* Data for this task:
=======
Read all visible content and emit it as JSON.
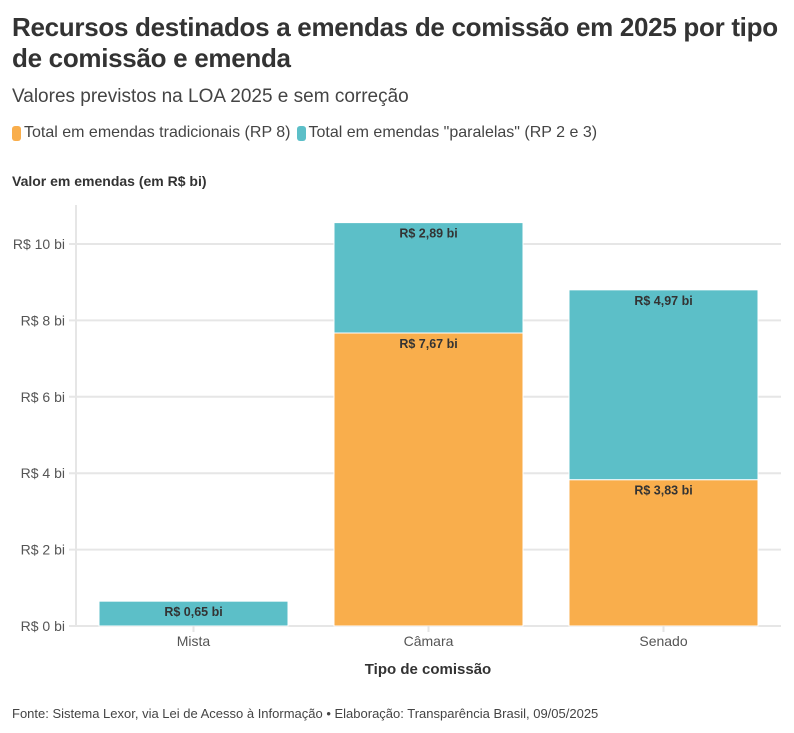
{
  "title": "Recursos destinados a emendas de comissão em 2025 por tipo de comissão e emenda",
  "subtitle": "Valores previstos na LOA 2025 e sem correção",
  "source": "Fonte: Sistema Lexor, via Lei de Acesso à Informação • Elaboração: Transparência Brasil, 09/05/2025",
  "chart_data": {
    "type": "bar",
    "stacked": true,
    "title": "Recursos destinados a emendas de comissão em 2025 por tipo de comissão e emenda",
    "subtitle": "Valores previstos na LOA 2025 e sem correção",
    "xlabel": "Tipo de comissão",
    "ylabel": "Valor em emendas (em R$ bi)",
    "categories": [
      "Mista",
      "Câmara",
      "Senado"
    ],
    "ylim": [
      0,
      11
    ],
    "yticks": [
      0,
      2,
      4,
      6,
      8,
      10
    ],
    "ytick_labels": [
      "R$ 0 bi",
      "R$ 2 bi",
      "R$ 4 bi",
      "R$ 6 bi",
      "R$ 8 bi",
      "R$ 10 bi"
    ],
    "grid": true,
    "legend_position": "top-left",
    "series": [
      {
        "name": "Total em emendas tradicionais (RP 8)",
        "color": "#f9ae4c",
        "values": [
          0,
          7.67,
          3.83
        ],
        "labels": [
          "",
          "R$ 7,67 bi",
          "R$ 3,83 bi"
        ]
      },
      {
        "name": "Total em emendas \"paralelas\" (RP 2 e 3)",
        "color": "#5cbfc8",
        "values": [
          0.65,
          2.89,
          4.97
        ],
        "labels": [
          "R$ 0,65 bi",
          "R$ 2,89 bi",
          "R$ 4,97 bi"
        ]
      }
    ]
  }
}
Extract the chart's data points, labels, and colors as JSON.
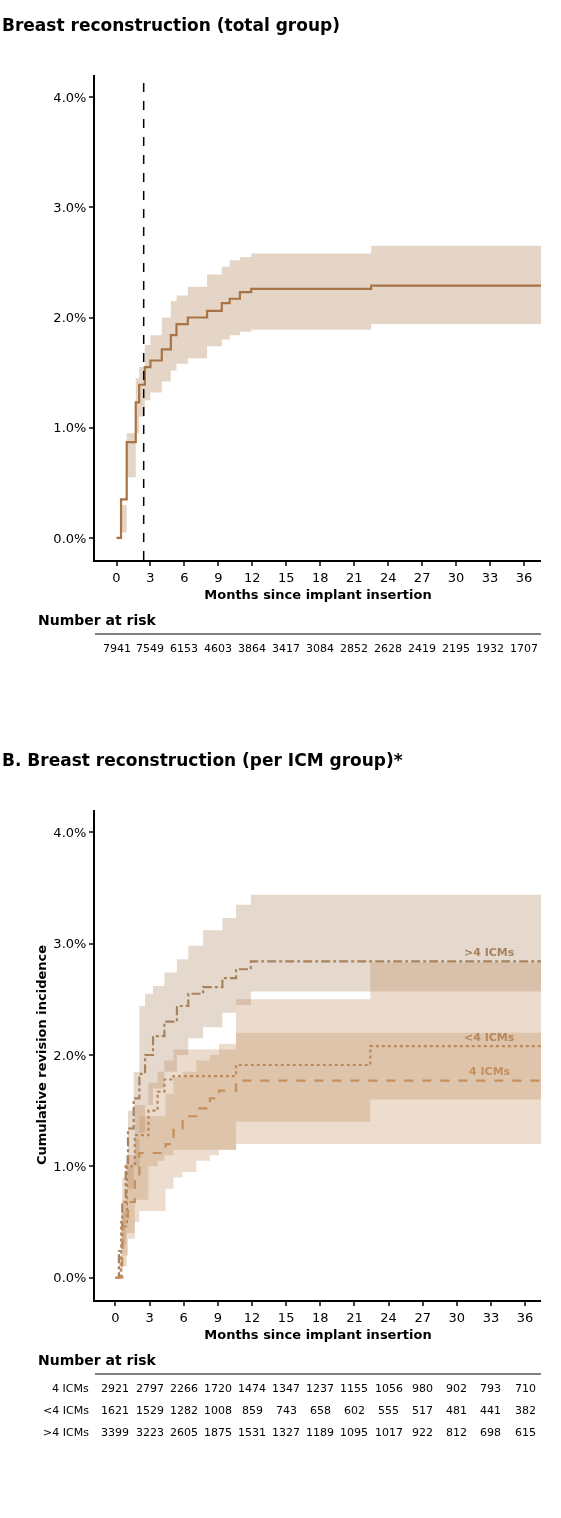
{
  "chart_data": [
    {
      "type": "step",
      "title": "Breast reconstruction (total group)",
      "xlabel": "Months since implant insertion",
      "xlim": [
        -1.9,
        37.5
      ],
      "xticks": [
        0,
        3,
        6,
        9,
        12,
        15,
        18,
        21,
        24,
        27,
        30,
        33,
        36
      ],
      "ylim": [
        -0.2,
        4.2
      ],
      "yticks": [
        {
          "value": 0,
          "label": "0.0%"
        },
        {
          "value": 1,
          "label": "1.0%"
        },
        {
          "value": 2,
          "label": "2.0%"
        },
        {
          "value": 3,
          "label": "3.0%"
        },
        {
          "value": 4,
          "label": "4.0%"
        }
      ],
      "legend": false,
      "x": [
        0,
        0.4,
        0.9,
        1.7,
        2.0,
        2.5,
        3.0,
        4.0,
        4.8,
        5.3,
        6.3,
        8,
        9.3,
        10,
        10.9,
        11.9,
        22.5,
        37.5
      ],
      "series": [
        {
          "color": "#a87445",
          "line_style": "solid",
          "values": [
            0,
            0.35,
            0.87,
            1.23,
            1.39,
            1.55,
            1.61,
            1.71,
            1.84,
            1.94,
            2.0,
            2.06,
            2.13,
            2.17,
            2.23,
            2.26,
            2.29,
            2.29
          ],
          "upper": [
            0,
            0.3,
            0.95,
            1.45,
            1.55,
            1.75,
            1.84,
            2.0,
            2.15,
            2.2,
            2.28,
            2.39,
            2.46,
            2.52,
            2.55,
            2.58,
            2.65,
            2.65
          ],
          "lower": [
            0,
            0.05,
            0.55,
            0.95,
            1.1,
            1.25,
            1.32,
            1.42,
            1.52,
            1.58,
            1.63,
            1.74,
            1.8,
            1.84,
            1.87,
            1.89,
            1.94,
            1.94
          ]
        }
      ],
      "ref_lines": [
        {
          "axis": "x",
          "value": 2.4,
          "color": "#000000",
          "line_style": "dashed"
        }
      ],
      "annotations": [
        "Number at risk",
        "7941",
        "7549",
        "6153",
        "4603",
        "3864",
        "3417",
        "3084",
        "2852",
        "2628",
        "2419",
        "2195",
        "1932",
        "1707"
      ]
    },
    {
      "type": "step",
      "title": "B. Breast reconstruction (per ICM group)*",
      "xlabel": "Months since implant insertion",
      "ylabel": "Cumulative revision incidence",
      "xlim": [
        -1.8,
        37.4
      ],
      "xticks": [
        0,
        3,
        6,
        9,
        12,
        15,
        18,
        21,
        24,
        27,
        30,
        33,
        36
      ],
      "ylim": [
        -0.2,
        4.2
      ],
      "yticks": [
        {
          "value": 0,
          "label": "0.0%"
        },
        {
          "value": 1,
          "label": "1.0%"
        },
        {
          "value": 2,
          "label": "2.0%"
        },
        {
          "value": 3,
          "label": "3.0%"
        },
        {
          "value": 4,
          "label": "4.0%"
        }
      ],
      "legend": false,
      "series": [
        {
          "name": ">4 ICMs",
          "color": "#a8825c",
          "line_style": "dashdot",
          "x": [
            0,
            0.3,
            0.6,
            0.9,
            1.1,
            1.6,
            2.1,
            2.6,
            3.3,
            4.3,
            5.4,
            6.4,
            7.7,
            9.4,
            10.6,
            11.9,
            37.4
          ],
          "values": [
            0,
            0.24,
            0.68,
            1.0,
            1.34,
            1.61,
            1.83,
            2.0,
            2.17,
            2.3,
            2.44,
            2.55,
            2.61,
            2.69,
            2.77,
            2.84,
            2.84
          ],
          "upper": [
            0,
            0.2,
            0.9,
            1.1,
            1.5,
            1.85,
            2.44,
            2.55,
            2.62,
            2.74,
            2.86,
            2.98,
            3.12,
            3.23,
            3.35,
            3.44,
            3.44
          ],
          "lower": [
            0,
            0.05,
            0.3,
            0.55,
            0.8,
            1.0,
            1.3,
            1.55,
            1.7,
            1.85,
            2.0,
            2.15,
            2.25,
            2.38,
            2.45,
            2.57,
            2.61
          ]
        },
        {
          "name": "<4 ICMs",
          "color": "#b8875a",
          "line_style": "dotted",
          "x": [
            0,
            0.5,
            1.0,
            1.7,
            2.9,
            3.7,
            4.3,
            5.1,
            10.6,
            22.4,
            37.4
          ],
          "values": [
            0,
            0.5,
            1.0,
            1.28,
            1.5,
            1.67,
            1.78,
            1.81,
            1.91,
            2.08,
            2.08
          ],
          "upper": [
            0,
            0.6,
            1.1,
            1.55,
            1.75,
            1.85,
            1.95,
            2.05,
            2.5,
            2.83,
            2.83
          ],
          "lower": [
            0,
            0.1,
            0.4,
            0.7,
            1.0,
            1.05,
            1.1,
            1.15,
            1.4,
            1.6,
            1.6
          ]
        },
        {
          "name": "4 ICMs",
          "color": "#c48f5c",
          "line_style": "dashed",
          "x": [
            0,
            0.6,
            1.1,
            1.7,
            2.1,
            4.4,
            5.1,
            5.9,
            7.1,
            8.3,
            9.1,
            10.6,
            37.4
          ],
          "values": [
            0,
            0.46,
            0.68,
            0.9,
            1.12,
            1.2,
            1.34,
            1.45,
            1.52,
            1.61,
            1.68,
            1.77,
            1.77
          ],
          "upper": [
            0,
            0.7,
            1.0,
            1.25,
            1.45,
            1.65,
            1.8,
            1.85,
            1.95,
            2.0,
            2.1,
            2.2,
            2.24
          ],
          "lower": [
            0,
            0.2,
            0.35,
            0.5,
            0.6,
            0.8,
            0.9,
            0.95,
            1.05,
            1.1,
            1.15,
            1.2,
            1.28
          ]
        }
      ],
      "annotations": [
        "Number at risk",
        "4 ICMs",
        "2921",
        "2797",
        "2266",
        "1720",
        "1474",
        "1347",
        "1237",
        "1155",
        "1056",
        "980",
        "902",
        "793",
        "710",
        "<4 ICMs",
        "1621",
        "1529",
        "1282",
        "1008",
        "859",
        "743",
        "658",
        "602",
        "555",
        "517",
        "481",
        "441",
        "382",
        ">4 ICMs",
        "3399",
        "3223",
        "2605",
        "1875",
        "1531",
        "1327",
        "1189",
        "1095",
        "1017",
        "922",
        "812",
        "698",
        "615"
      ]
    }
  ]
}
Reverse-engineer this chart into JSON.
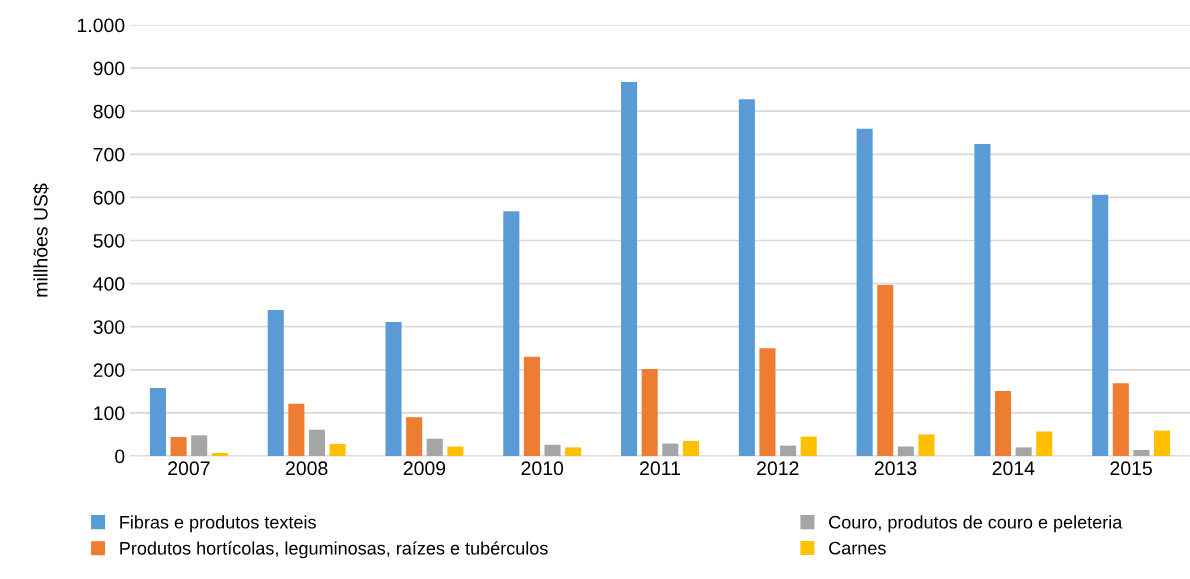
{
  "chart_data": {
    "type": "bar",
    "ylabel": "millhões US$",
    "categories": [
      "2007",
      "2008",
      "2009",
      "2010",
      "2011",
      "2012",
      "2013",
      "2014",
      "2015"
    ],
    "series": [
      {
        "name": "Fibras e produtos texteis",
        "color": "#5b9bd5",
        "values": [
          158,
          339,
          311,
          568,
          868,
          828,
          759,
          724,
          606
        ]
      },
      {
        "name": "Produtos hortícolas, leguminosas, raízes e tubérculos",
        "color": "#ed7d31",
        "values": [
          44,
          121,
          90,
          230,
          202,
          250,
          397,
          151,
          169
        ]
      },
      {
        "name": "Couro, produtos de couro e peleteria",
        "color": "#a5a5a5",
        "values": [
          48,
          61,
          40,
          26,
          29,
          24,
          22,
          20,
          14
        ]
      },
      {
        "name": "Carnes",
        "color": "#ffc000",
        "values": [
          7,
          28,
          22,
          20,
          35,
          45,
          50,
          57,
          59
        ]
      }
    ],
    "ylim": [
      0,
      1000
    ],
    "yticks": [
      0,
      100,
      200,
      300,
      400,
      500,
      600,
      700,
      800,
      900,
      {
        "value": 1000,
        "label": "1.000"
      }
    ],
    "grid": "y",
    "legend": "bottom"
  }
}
=======
* Short exercise:
Look through the material above and pick out each line holding the word "Recursos".

* Answer to this exercise:
  "title": "Recursos destinados a emendas de comissão em 2025 por tipo de comissão e emenda",
    "title": "Recursos destinados a emendas de comissão em 2025 por tipo de comissão e emenda",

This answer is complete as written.